> [What is expected]: Determine the number of lines containing the word "title", and state that figure alone.

> [Task data]:
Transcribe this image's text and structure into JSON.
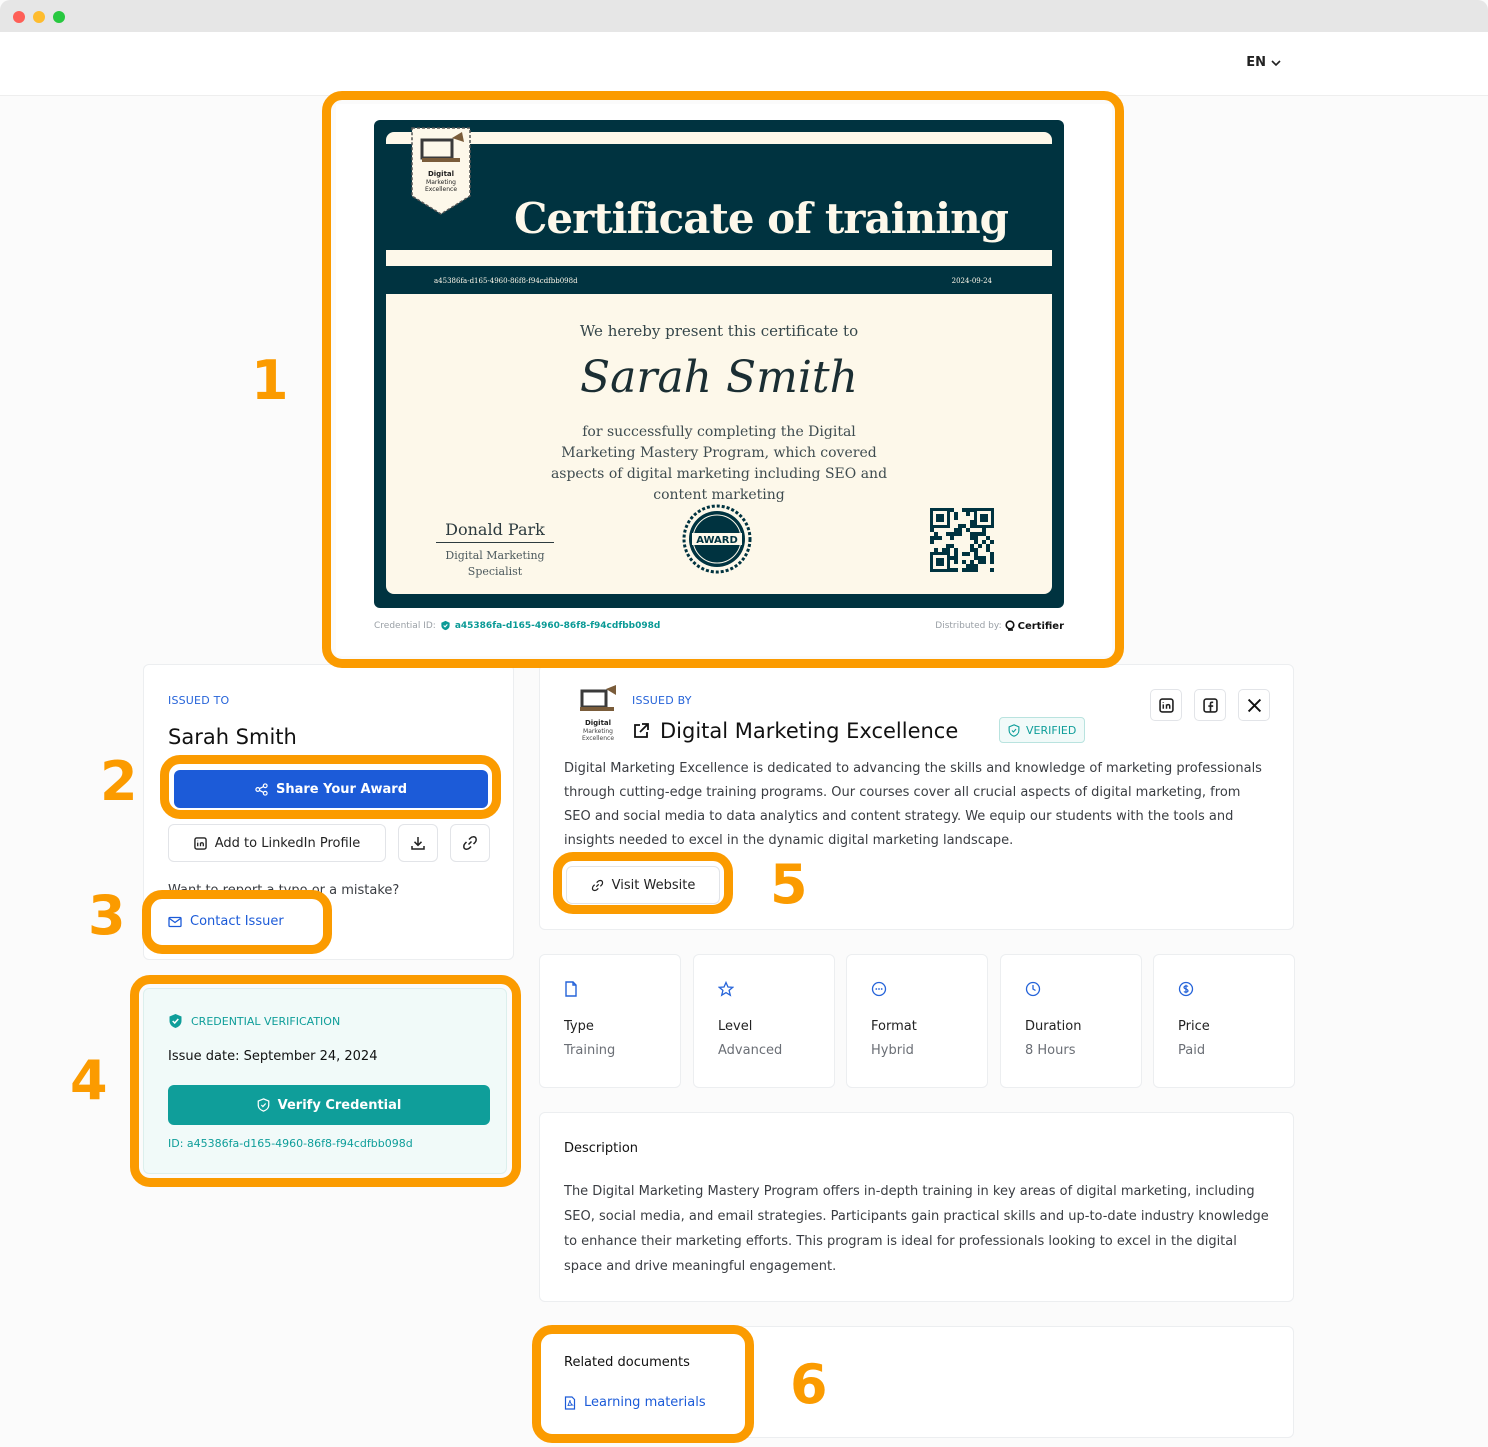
{
  "header": {
    "language": "EN"
  },
  "certificate": {
    "title": "Certificate of training",
    "badge_text": [
      "Digital",
      "Marketing",
      "Excellence"
    ],
    "cert_id_small": "a45386fa-d165-4960-86f8-f94cdfbb098d",
    "date_small": "2024-09-24",
    "present_text": "We hereby present this certificate to",
    "recipient": "Sarah Smith",
    "description": "for successfully completing the Digital Marketing Mastery Program, which covered aspects of digital marketing including SEO and content marketing",
    "signer_name": "Donald Park",
    "signer_role": "Digital Marketing Specialist",
    "award_text": "AWARD",
    "credential_label": "Credential ID:",
    "credential_id": "a45386fa-d165-4960-86f8-f94cdfbb098d",
    "distributed_label": "Distributed by:",
    "distributor": "Certifier"
  },
  "issued_to": {
    "label": "ISSUED TO",
    "name": "Sarah Smith",
    "share_button": "Share Your Award",
    "linkedin_button": "Add to LinkedIn Profile",
    "report_text": "Want to report a typo or a mistake?",
    "contact_button": "Contact Issuer"
  },
  "verification": {
    "label": "CREDENTIAL VERIFICATION",
    "issue_label": "Issue date:",
    "issue_date": "September 24, 2024",
    "verify_button": "Verify Credential",
    "id_text": "ID: a45386fa-d165-4960-86f8-f94cdfbb098d"
  },
  "issuer": {
    "label": "ISSUED BY",
    "name": "Digital Marketing Excellence",
    "verified": "VERIFIED",
    "logo_text": [
      "Digital",
      "Marketing",
      "Excellence"
    ],
    "about": "Digital Marketing Excellence is dedicated to advancing the skills and knowledge of marketing professionals through cutting-edge training programs. Our courses cover all crucial aspects of digital marketing, from SEO and social media to data analytics and content strategy. We equip our students with the tools and insights needed to excel in the dynamic digital marketing landscape.",
    "website_button": "Visit Website"
  },
  "details": [
    {
      "title": "Type",
      "value": "Training",
      "icon": "document-icon"
    },
    {
      "title": "Level",
      "value": "Advanced",
      "icon": "star-icon"
    },
    {
      "title": "Format",
      "value": "Hybrid",
      "icon": "chat-icon"
    },
    {
      "title": "Duration",
      "value": "8 Hours",
      "icon": "clock-icon"
    },
    {
      "title": "Price",
      "value": "Paid",
      "icon": "dollar-icon"
    }
  ],
  "description": {
    "title": "Description",
    "text": "The Digital Marketing Mastery Program offers in-depth training in key areas of digital marketing, including SEO, social media, and email strategies. Participants gain practical skills and up-to-date industry knowledge to enhance their marketing efforts. This program is ideal for professionals looking to excel in the digital space and drive meaningful engagement."
  },
  "related": {
    "title": "Related documents",
    "link": "Learning materials"
  },
  "annotations": [
    "1",
    "2",
    "3",
    "4",
    "5",
    "6"
  ],
  "colors": {
    "highlight": "#fb9b00",
    "primary": "#1c5bd8",
    "teal": "#0f9e9a",
    "cert_dark": "#003340",
    "cert_paper": "#fdf8ea"
  }
}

> [Exercise result]: 8